* [Aim of the exercise]:
Check each line of the material. Copy those containing "content".

* [Supplied records]:
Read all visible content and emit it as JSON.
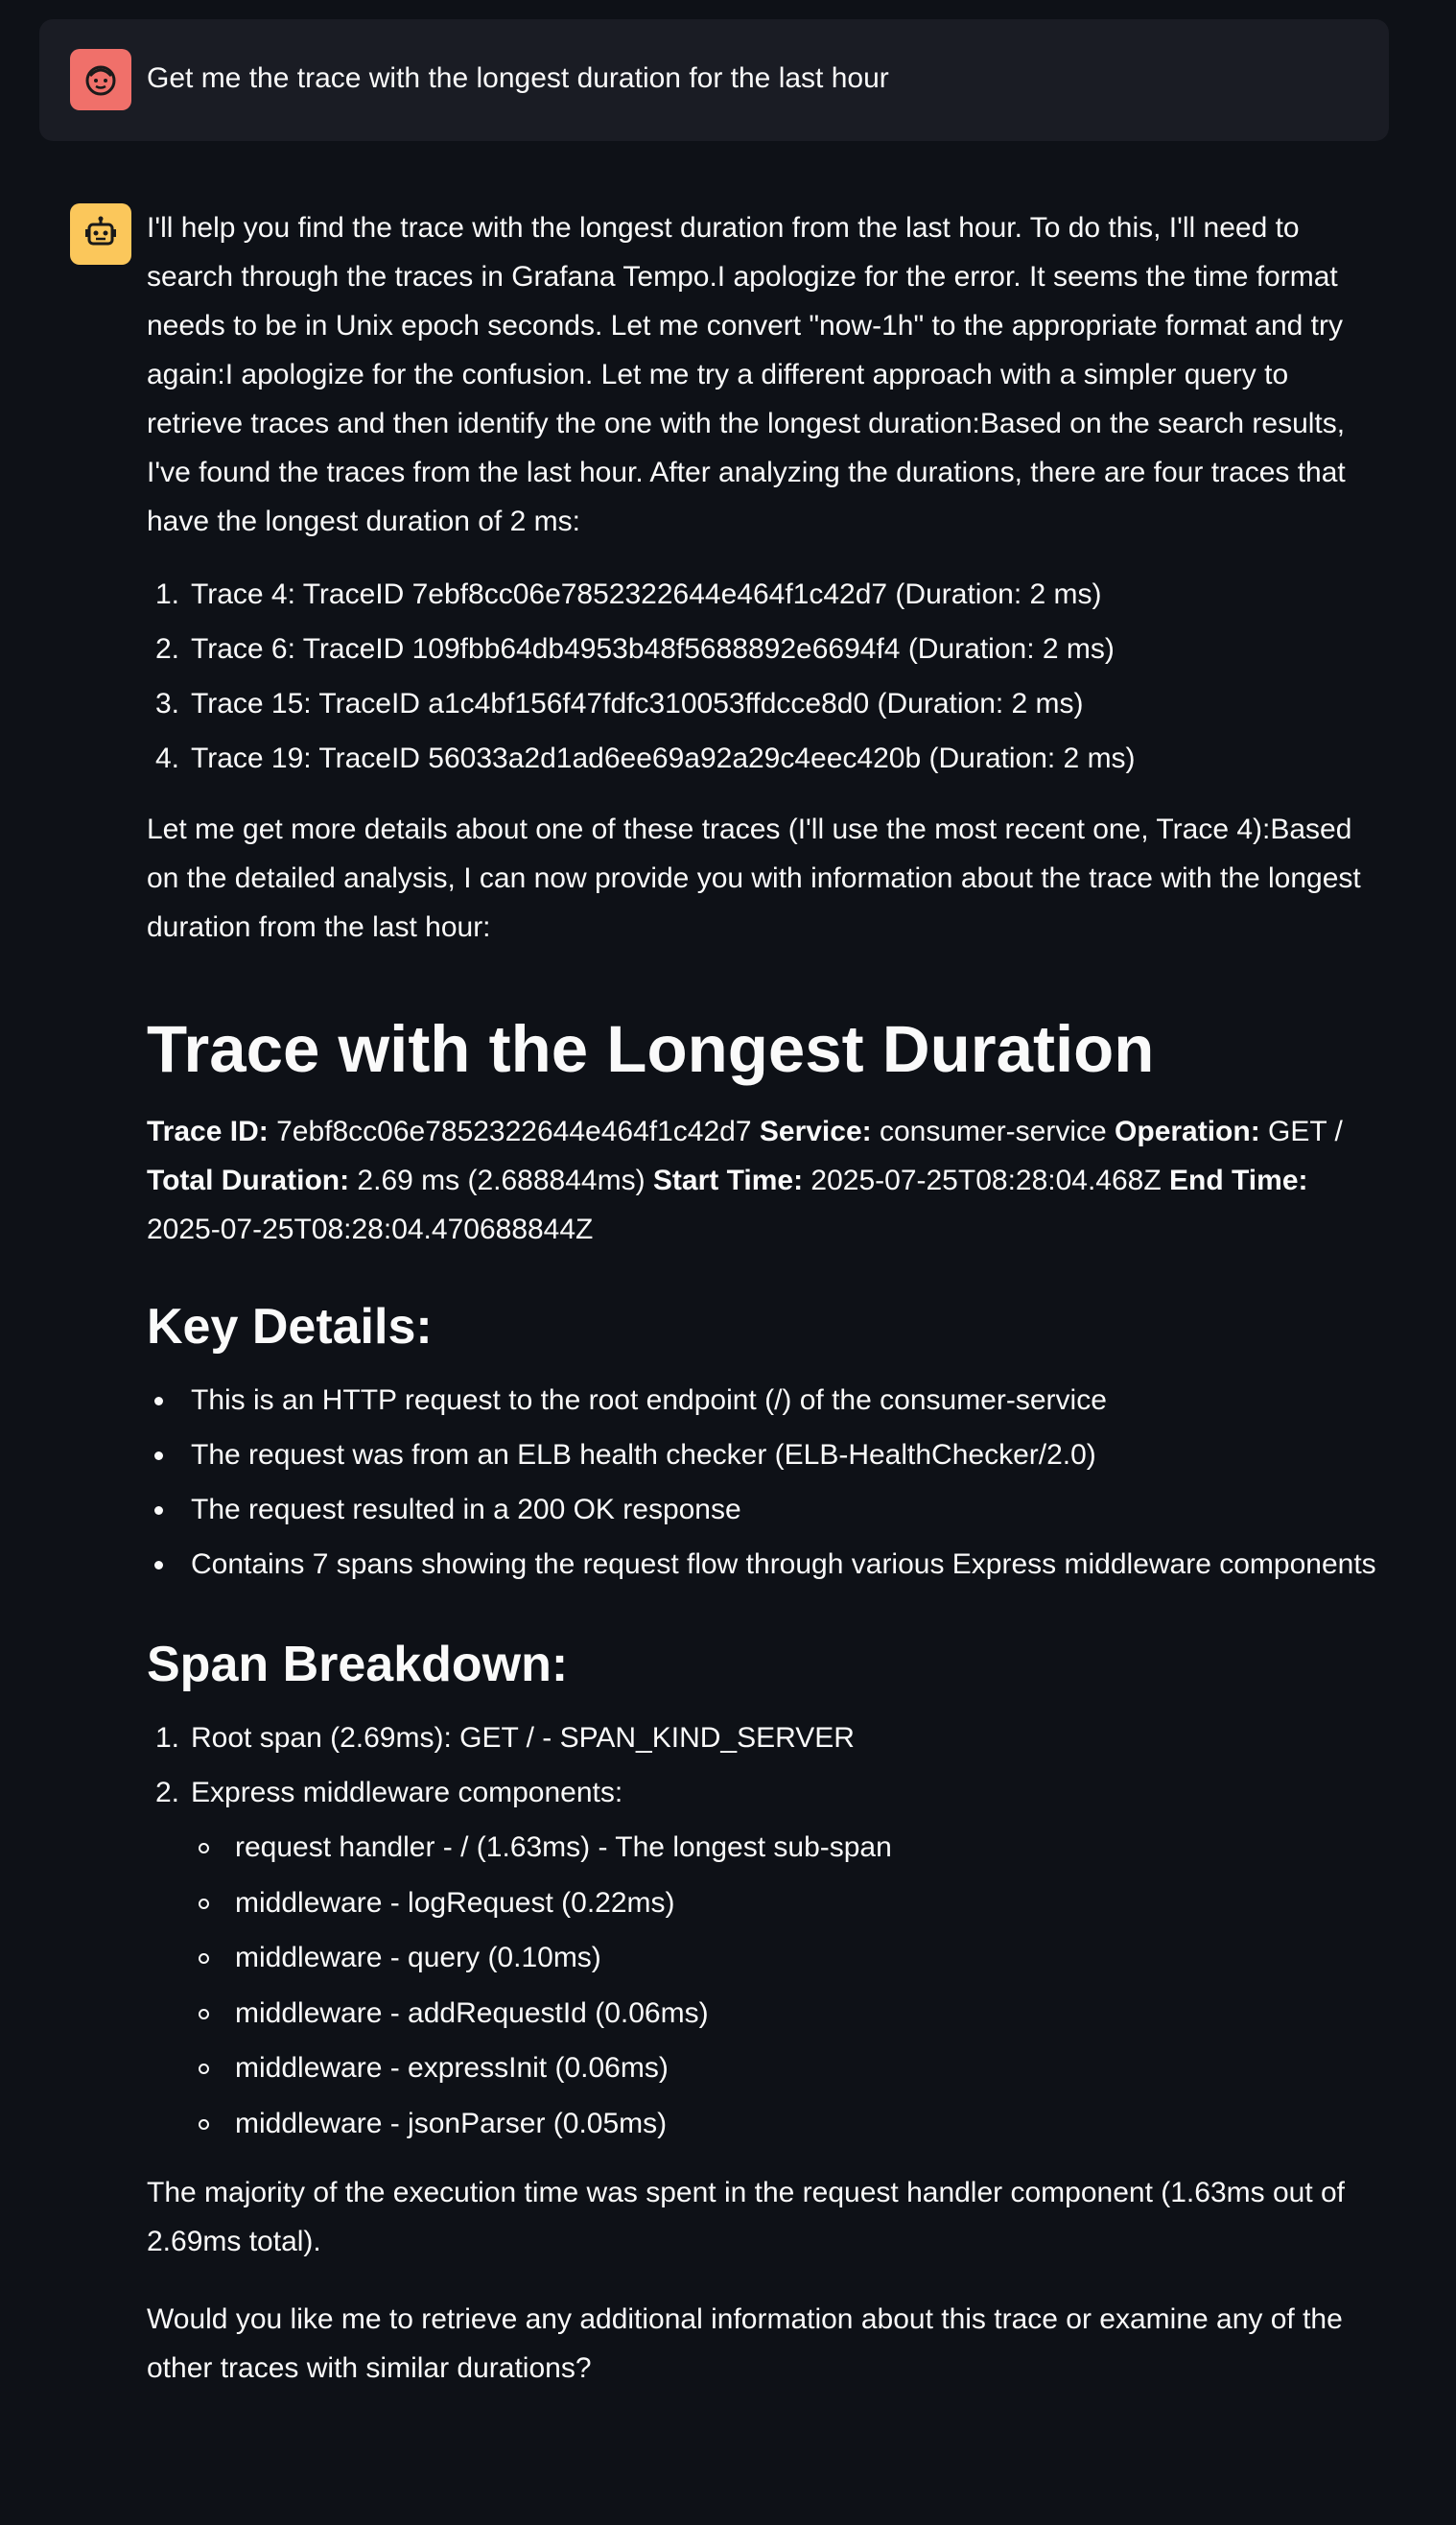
...
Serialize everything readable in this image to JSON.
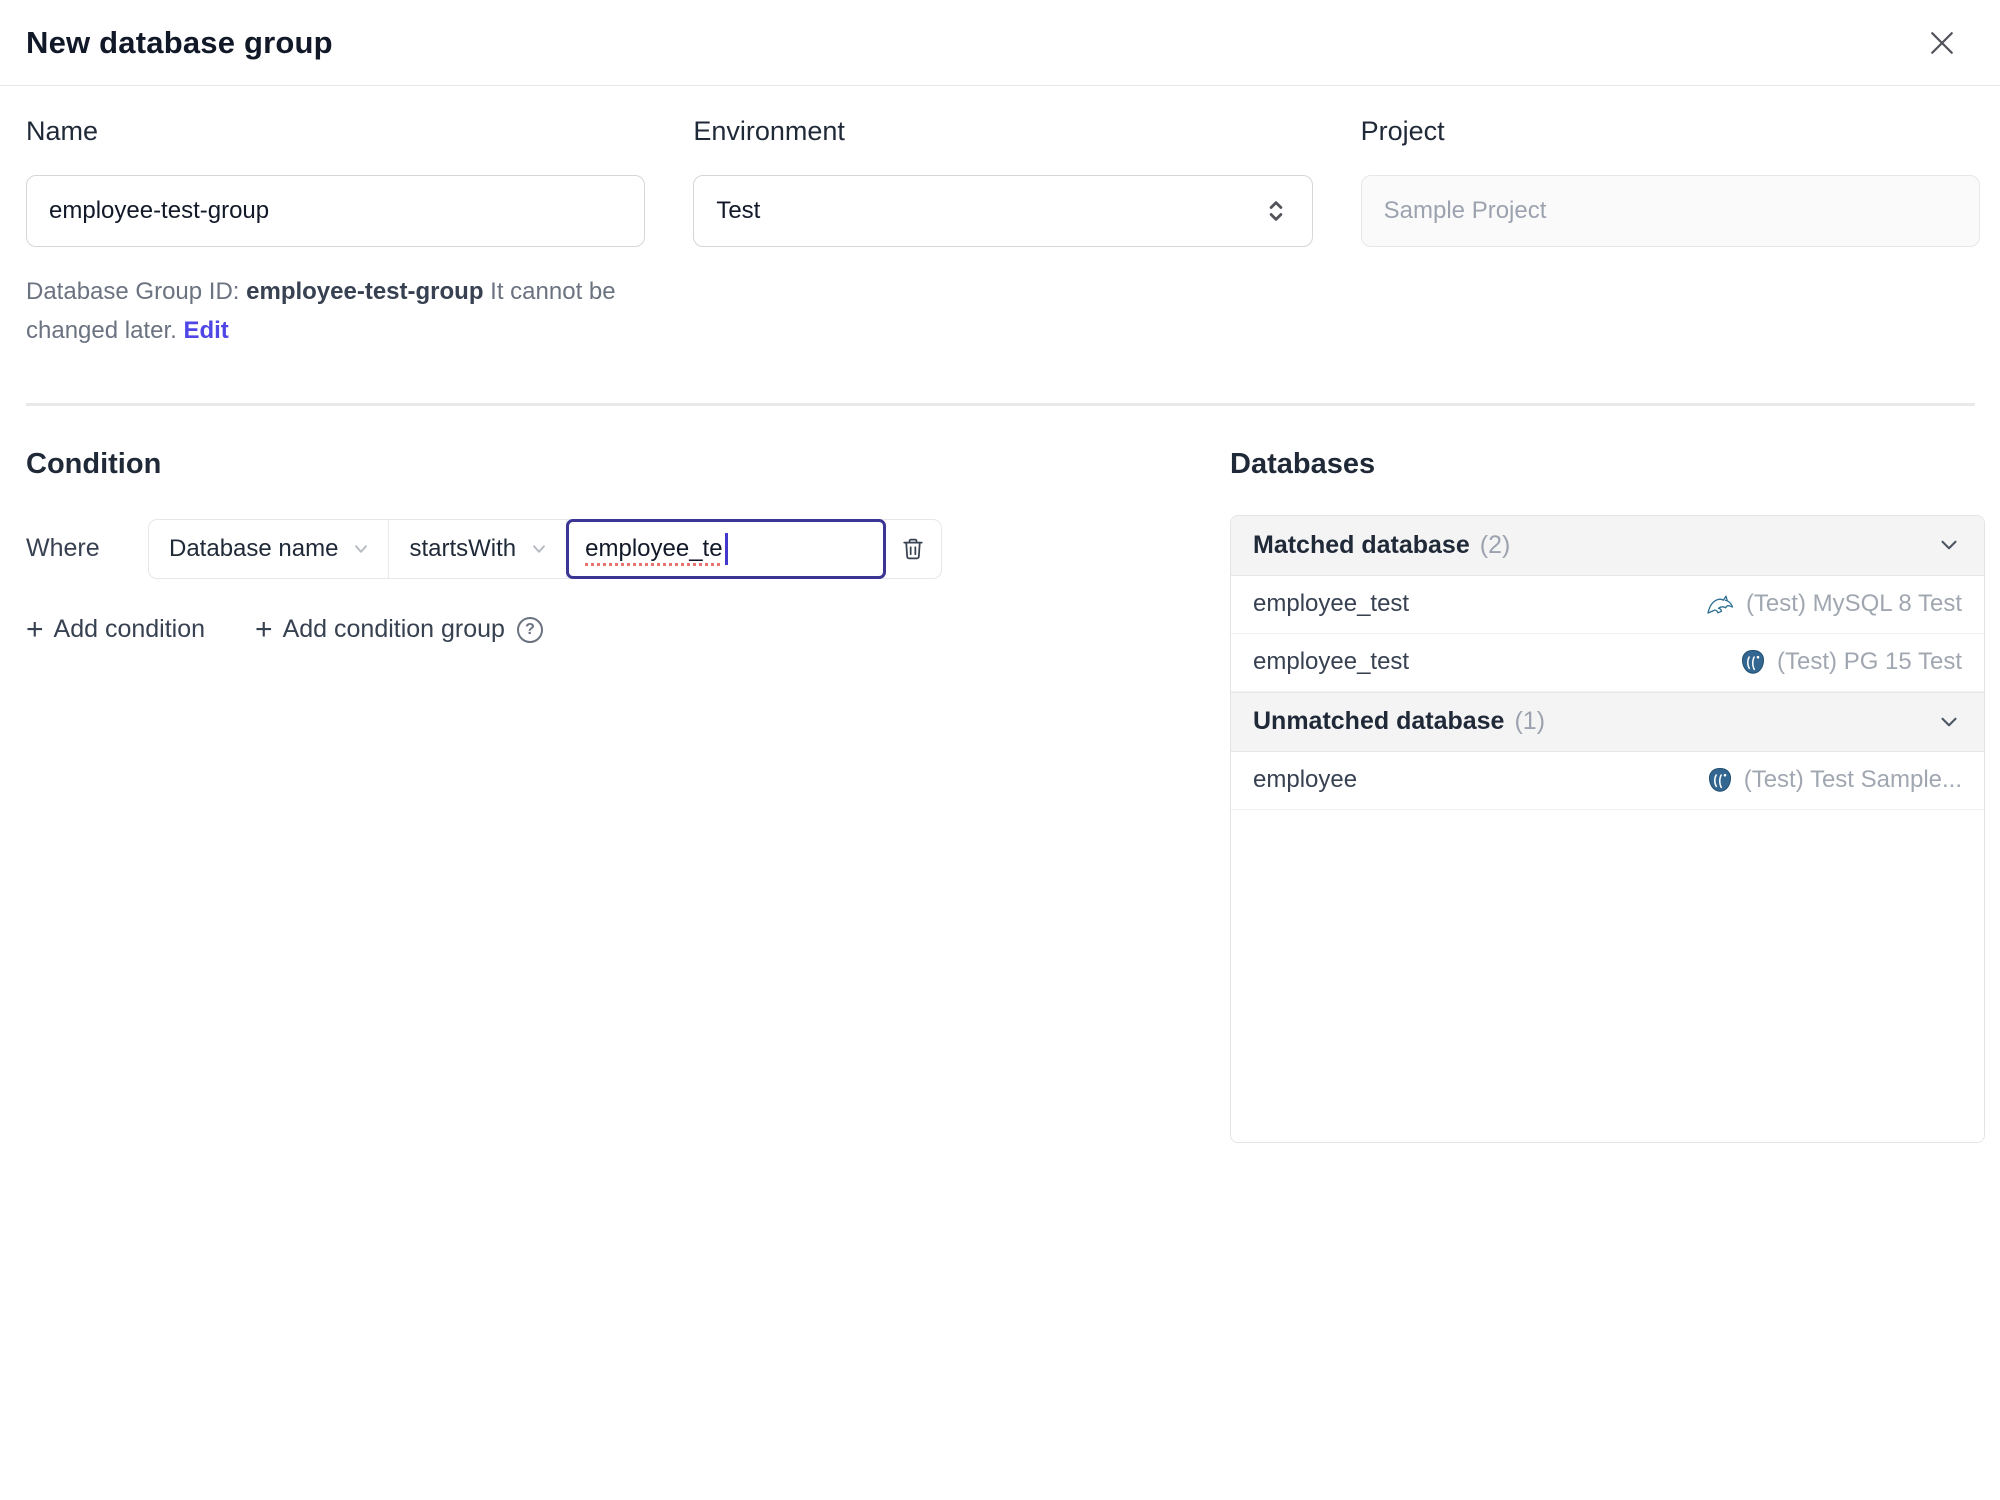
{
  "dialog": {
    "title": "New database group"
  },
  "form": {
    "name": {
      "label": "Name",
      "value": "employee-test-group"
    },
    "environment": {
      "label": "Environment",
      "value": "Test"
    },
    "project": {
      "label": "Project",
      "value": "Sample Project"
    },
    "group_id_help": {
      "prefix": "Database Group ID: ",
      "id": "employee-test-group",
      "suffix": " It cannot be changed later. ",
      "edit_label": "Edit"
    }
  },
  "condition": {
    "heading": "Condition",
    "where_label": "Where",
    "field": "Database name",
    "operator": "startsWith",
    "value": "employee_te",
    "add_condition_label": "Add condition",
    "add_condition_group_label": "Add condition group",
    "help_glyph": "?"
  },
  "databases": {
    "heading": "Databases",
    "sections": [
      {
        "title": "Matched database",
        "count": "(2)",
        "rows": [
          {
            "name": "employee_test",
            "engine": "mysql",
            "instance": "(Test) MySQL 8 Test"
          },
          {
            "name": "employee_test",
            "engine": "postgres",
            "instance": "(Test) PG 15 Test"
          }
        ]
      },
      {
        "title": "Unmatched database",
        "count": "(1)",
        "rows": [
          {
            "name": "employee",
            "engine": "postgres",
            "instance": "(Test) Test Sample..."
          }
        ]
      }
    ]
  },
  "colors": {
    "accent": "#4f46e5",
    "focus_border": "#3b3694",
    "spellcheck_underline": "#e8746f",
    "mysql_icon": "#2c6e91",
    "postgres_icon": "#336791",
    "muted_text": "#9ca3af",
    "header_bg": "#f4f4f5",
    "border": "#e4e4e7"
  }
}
---
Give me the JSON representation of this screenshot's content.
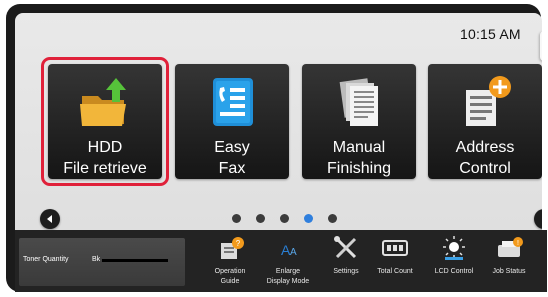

* [In response]:
Read all visible content and emit it as JSON.
Give me the JSON representation of this screenshot's content.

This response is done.